» TEXT EXTRACT:

________________

It’s no news that the university is in crisis. Foreign-language departments have perhaps been the most affected, but few humanities programs have gone unscathed. English departments form the subject of two new attempts to provide a backstory to our present disorder: Outside Literary Studies: Black Criticism and the University by Andy Hines and Professing Criticism: Essays on the Organization of Literary Studies by John Guillory. Both depict literary study within universities as something strange and recent. And both situate the university in longer stories of racial capitalism and class distinction. Taken together, they provide a sobering analysis of the limited political potential of today’s English departments.
At the same time, amid this morass of dysfunction, both books soothe themselves with the fact that the university has no monopoly on reading. Students are never confined to the official syllabus. Some part of literature and literary study has always been eccentric to the university curriculum, and accounts of the “outside” of university-based practices, like the one Hines finds in a Black radical tradition that emphasized literature’s political potentials, could proliferate in many directions. Disciplinary outsides and eccentricities have tended to negatively inform professional literature scholars’ assertions that study of “their” objects requires specialist training in unique methods, or that university-based study of literature is the most inherently humanizing or importantly political reading practice. Guillory and Hines flip the script. By treating the professional literary academic as only one kind of reader, they suggest that attention to the varieties of reading practice ongoing outside the university may be an optimism appropriate to our contemporary moment.
Both books part ways with what Abigail Boggs and Nick Mitchell describe as a liberal “crisis consensus” that envisions universities as inherently progressive institutions that need only be saved from the recent ravages of neoliberal privatization.1 Hines depicts the English department as having been an “institutionalized cultural space governed by whiteness and anticommunism.” In his telling, the postwar establishment of the new criticism, which foregrounded close reading of the text as a self-contained aesthetic object, helped ground the emerging postwar hegemony of US liberal capitalism, which imagined itself as an apolitical unity-amid-diversity in opposition to mandated Soviet conformity. None of this could have happened without demonizing left and communist Black intellectuals who treated culture as an engine of revolutionary transformation.
In turn, Guillory’s historical breadth—encompassing the rise and fall of rhetoric, belle lettres, philology, and more—supplements some of Hines’s archival work on the late 1940s and 1950s. Guillory understands the new criticism as just one piece of a massive sociological and methodological shift that made the literary object a “verbal work of art” and, built around it, the English department as a site of disciplinary expertise. By subordinating documentary or political aspects of the text to “an aesthetic ontology,” English professors granted themselves jurisdiction over literary inquiry, and thus a role within the university in servicing the expanding professional-managerial class.

________________

» DATA PROVIDED:

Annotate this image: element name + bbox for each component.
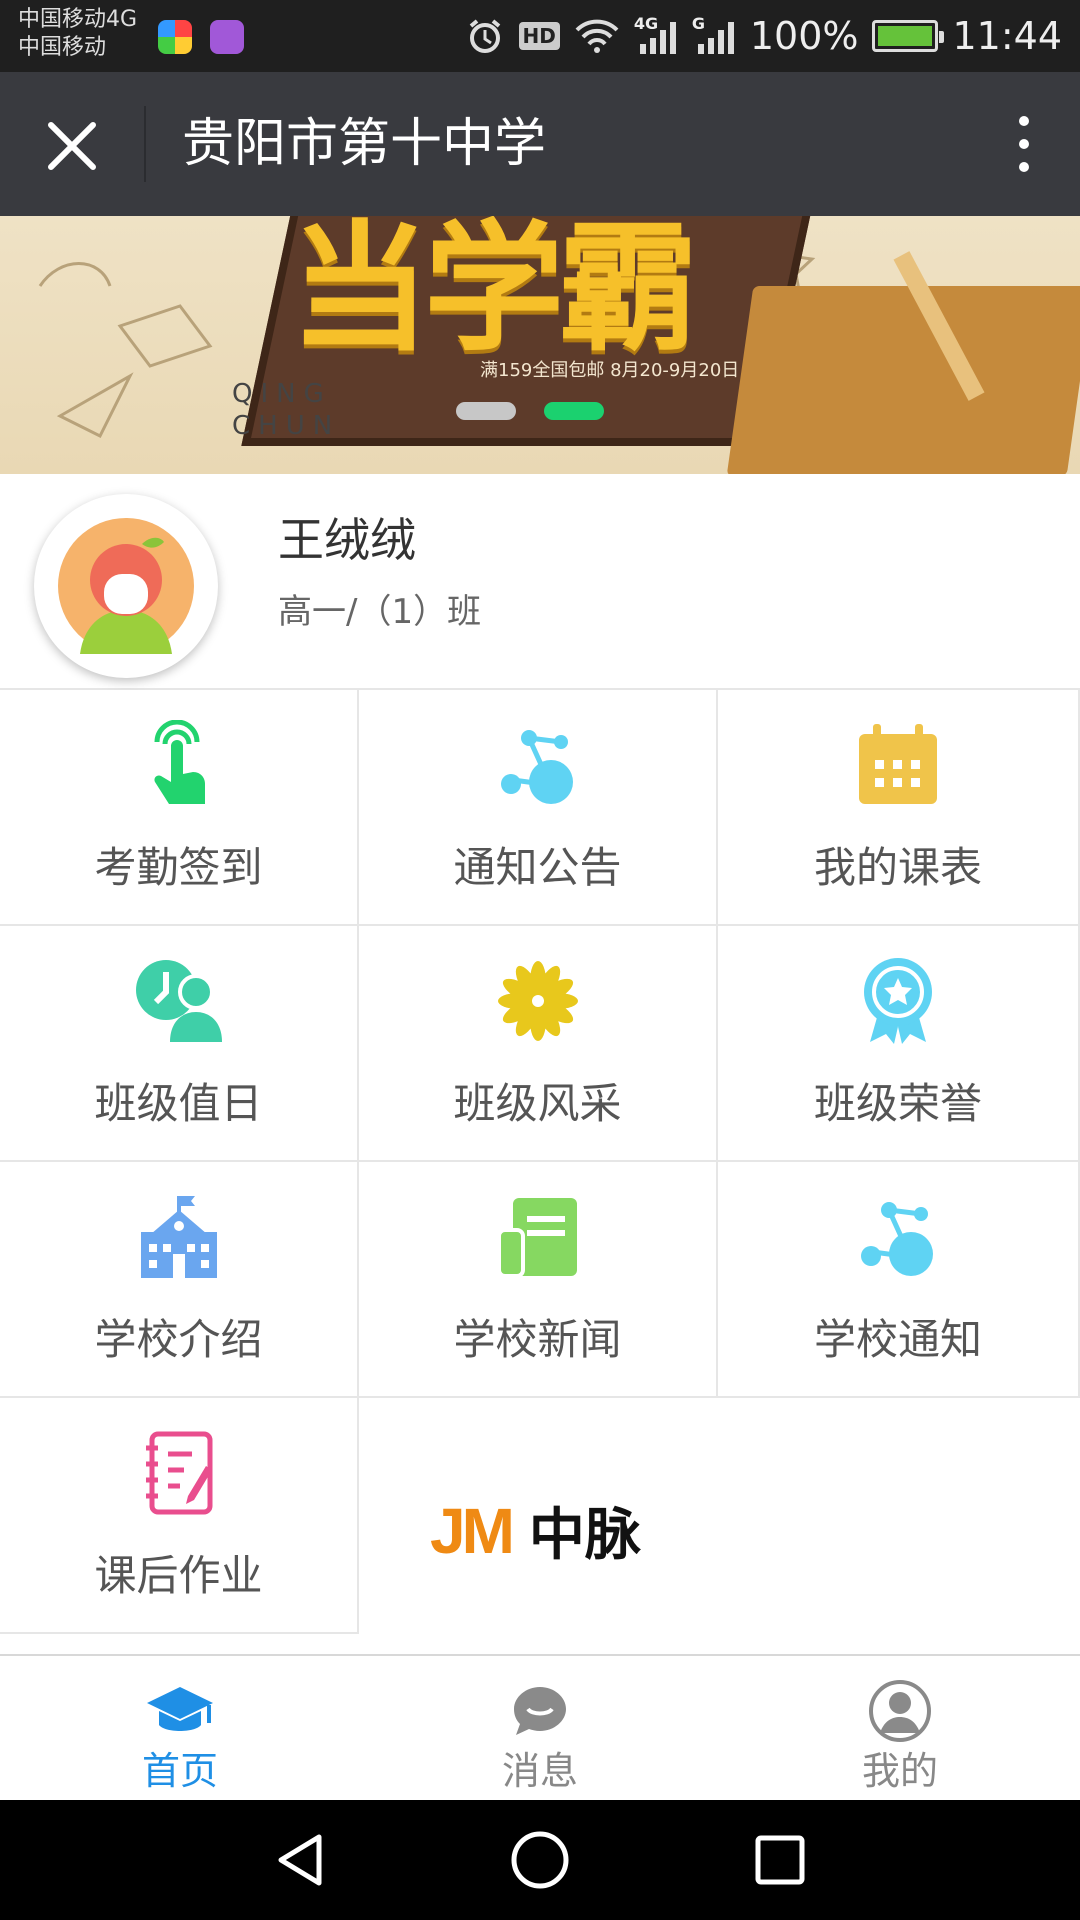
carrier-2: 中国移动 (18, 35, 107, 60)
profile-card[interactable]: 王绒绒 高一/（1）班 (0, 474, 1080, 690)
tab-label: 消息 (501, 1749, 578, 1793)
app-notification-icon (158, 20, 192, 54)
alarm-icon (465, 16, 505, 56)
tab-label: 首页 (141, 1749, 218, 1793)
tab-messages[interactable]: 消息 (360, 1656, 720, 1802)
system-nav-bar (0, 1800, 1080, 1920)
newspaper-icon (496, 1198, 577, 1278)
menu-label: 班级荣誉 (813, 1079, 982, 1128)
status-icons: HD 4G G 100% 11:44 (465, 0, 1062, 72)
menu-item-attendance[interactable]: 考勤签到 (0, 690, 359, 926)
menu-label: 课后作业 (94, 1551, 263, 1600)
tab-mine[interactable]: 我的 (720, 1656, 1080, 1802)
menu-item-homework[interactable]: 课后作业 (0, 1398, 359, 1634)
menu-label: 学校新闻 (453, 1315, 622, 1364)
menu-item-school-news[interactable]: 学校新闻 (359, 1162, 718, 1398)
calendar-icon (859, 724, 937, 804)
user-circle-icon (869, 1680, 931, 1742)
page-title: 贵阳市第十中学 (182, 114, 547, 174)
banner-qing: QING (232, 379, 332, 409)
menu-label: 学校介绍 (94, 1315, 263, 1364)
banner-qing-chun: QING CHUN (232, 378, 340, 442)
menu-label: 考勤签到 (94, 843, 263, 892)
menu-label: 通知公告 (453, 843, 622, 892)
carousel-indicator (456, 402, 604, 420)
hd-badge: HD (518, 22, 560, 50)
menu-item-class-honor[interactable]: 班级荣誉 (718, 926, 1080, 1162)
menu-item-school-notice[interactable]: 学校通知 (718, 1162, 1080, 1398)
school-building-icon (140, 1196, 217, 1278)
medal-icon (864, 958, 932, 1044)
battery-percent: 100% (749, 14, 859, 58)
banner-desk (726, 286, 1080, 474)
clock-person-icon (135, 960, 222, 1042)
menu-label: 班级值日 (94, 1079, 263, 1128)
menu-label: 学校通知 (813, 1315, 982, 1364)
girl-avatar-icon (58, 518, 194, 654)
signal-4g-icon: 4G (634, 14, 678, 58)
user-name: 王绒绒 (278, 513, 416, 567)
back-triangle-icon (278, 1834, 322, 1886)
chat-bubble-icon (514, 1687, 566, 1735)
tab-home[interactable]: 首页 (0, 1656, 360, 1802)
user-class: 高一/（1）班 (278, 592, 482, 632)
banner-carousel[interactable]: 当学霸 满159全国包邮 8月20-9月20日 QING CHUN (0, 216, 1080, 474)
more-button[interactable] (1002, 112, 1046, 176)
banner-headline: 当学霸 (290, 216, 698, 371)
bottom-tab-bar: 首页 消息 我的 (0, 1654, 1080, 1800)
banner-promo: 满159全国包邮 8月20-9月20日 (480, 360, 740, 381)
menu-item-class-style[interactable]: 班级风采 (359, 926, 718, 1162)
close-icon (48, 122, 96, 170)
flower-icon (497, 961, 578, 1041)
carrier-1: 中国移动4G (18, 7, 138, 32)
close-button[interactable] (40, 116, 104, 176)
logo-jm: JM (430, 1494, 515, 1567)
molecule-icon (500, 730, 573, 804)
menu-label: 我的课表 (813, 843, 982, 892)
net-type-label-2: G (691, 14, 705, 33)
carousel-dot-1[interactable] (456, 402, 516, 420)
signal-g-icon: G (692, 14, 736, 58)
home-button[interactable] (505, 1830, 575, 1890)
more-vertical-icon (1019, 116, 1029, 172)
tap-finger-icon (153, 720, 205, 804)
clock: 11:44 (952, 14, 1062, 58)
menu-item-class-duty[interactable]: 班级值日 (0, 926, 359, 1162)
menu-item-schedule[interactable]: 我的课表 (718, 690, 1080, 926)
title-divider (144, 106, 146, 182)
back-button[interactable] (265, 1830, 335, 1890)
battery-icon (872, 20, 945, 52)
net-type-label: 4G (633, 14, 659, 33)
zhongmai-logo: JM 中脉 (430, 1490, 641, 1571)
recents-button[interactable] (745, 1830, 815, 1890)
avatar[interactable] (34, 494, 218, 678)
home-circle-icon (511, 1831, 569, 1889)
carrier-info: 中国移动4G 中国移动 (18, 6, 137, 62)
recents-square-icon (755, 1835, 805, 1885)
notebook-icon (145, 1431, 212, 1515)
graduation-cap-icon (147, 1687, 213, 1731)
title-bar: 贵阳市第十中学 (0, 72, 1080, 216)
molecule-icon (861, 1202, 933, 1276)
menu-item-notice[interactable]: 通知公告 (359, 690, 718, 926)
wifi-icon (574, 18, 620, 54)
menu-label: 班级风采 (453, 1079, 622, 1128)
banner-chun: CHUN (232, 411, 341, 441)
gallery-notification-icon (210, 20, 244, 54)
menu-item-school-intro[interactable]: 学校介绍 (0, 1162, 359, 1398)
logo-text: 中脉 (528, 1503, 641, 1568)
carousel-dot-2[interactable] (544, 402, 604, 420)
status-bar: 中国移动4G 中国移动 HD 4G G 100% 11:44 (0, 0, 1080, 72)
tab-label: 我的 (861, 1749, 938, 1793)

________________

» SHORT EXERCISE 1:
Answer these questions about the review of two books on English departments:
(a) Which two books does it discuss, and who wrote each?
(b) What phrase do Abigail Boggs and Nick Mitchell use for the view that universities need only be saved from neoliberal privatization?
(c) Which period does Hines's archival work cover?
» SHORT EXERCISE 2: Can you write out the rows, everything from the line containing "carrier-2: 中国移动 (18, 35, 107, 60)" down to the line containing "menu-label: 学校介绍 (94, 1315, 263, 1364)", both included?
The rows have no connection to the review of two books on English departments.

» FULL RESPONSE 1:
(a) Outside Literary Studies: Black Criticism and the University by Andy Hines, and Professing Criticism: Essays on the Organization of Literary Studies by John Guillory.
(b) A liberal "crisis consensus."
(c) The late 1940s and 1950s.

» FULL RESPONSE 2:
carrier-2: 中国移动 (18, 35, 107, 60)
profile-card[interactable]: 王绒绒 高一/（1）班 (0, 474, 1080, 690)
tab-label: 消息 (501, 1749, 578, 1793)
app-notification-icon (158, 20, 192, 54)
alarm-icon (465, 16, 505, 56)
tab-label: 首页 (141, 1749, 218, 1793)
tab-messages[interactable]: 消息 (360, 1656, 720, 1802)
system-nav-bar (0, 1800, 1080, 1920)
newspaper-icon (496, 1198, 577, 1278)
menu-label: 班级荣誉 (813, 1079, 982, 1128)
status-icons: HD 4G G 100% 11:44 (465, 0, 1062, 72)
menu-item-attendance[interactable]: 考勤签到 (0, 690, 359, 926)
menu-label: 课后作业 (94, 1551, 263, 1600)
tab-mine[interactable]: 我的 (720, 1656, 1080, 1802)
menu-item-homework[interactable]: 课后作业 (0, 1398, 359, 1634)
menu-label: 学校新闻 (453, 1315, 622, 1364)
menu-item-school-news[interactable]: 学校新闻 (359, 1162, 718, 1398)
calendar-icon (859, 724, 937, 804)
user-circle-icon (869, 1680, 931, 1742)
page-title: 贵阳市第十中学 (182, 114, 547, 174)
banner-qing: QING (232, 379, 332, 409)
menu-label: 学校介绍 (94, 1315, 263, 1364)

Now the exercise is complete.